§ Instruction:
Drop every picture, then transcribe the remaining data exactly.
-------- Input data --------
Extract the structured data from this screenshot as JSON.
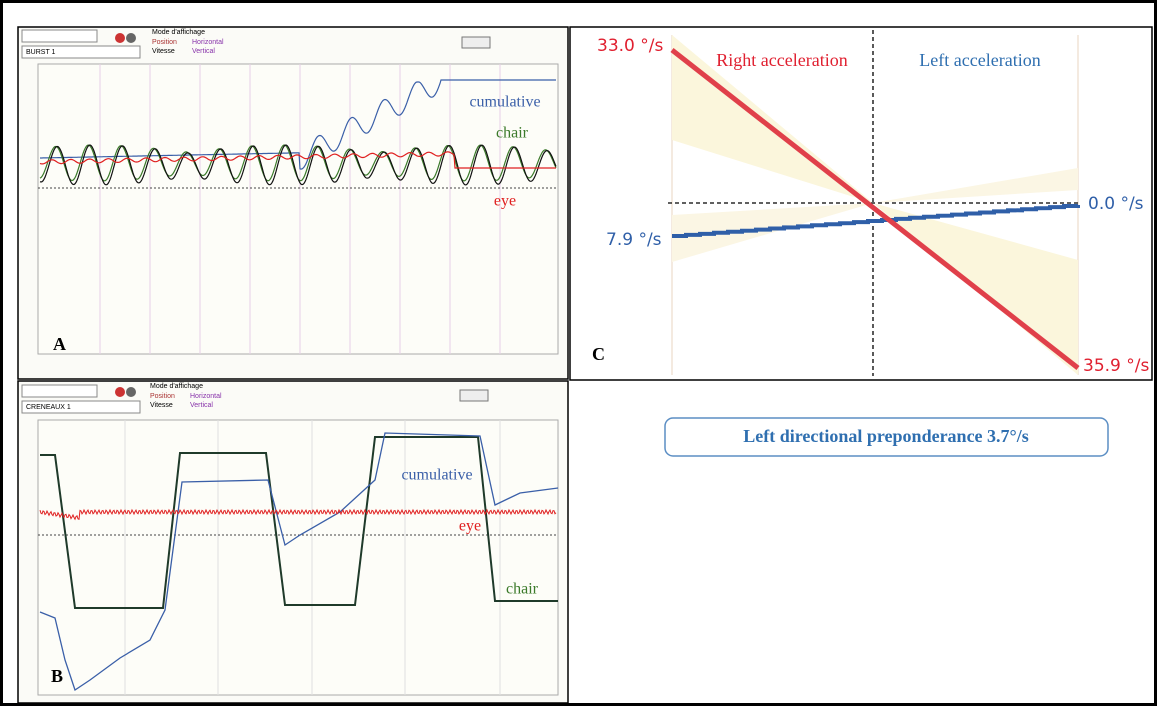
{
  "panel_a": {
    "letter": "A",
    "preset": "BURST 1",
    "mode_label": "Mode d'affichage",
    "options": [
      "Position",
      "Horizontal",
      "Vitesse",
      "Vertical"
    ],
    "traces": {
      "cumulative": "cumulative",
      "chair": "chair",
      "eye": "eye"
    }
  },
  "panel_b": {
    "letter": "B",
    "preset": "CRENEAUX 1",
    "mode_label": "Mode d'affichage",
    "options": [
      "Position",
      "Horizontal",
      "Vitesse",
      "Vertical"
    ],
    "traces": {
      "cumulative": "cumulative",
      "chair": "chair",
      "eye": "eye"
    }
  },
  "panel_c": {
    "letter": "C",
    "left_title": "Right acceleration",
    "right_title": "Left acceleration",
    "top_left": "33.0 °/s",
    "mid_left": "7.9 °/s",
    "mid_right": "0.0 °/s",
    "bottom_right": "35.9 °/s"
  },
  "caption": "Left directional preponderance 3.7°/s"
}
--------
§ Response:
Extract the structured data from this screenshot as JSON.
{
  "panel_a": {
    "letter": "A",
    "preset": "BURST 1",
    "mode_label": "Mode d'affichage",
    "options": [
      "Position",
      "Horizontal",
      "Vitesse",
      "Vertical"
    ],
    "traces": {
      "cumulative": "cumulative",
      "chair": "chair",
      "eye": "eye"
    }
  },
  "panel_b": {
    "letter": "B",
    "preset": "CRENEAUX 1",
    "mode_label": "Mode d'affichage",
    "options": [
      "Position",
      "Horizontal",
      "Vitesse",
      "Vertical"
    ],
    "traces": {
      "cumulative": "cumulative",
      "chair": "chair",
      "eye": "eye"
    }
  },
  "panel_c": {
    "letter": "C",
    "left_title": "Right acceleration",
    "right_title": "Left acceleration",
    "top_left": "33.0 °/s",
    "mid_left": "7.9 °/s",
    "mid_right": "0.0 °/s",
    "bottom_right": "35.9 °/s"
  },
  "caption": "Left directional preponderance 3.7°/s"
}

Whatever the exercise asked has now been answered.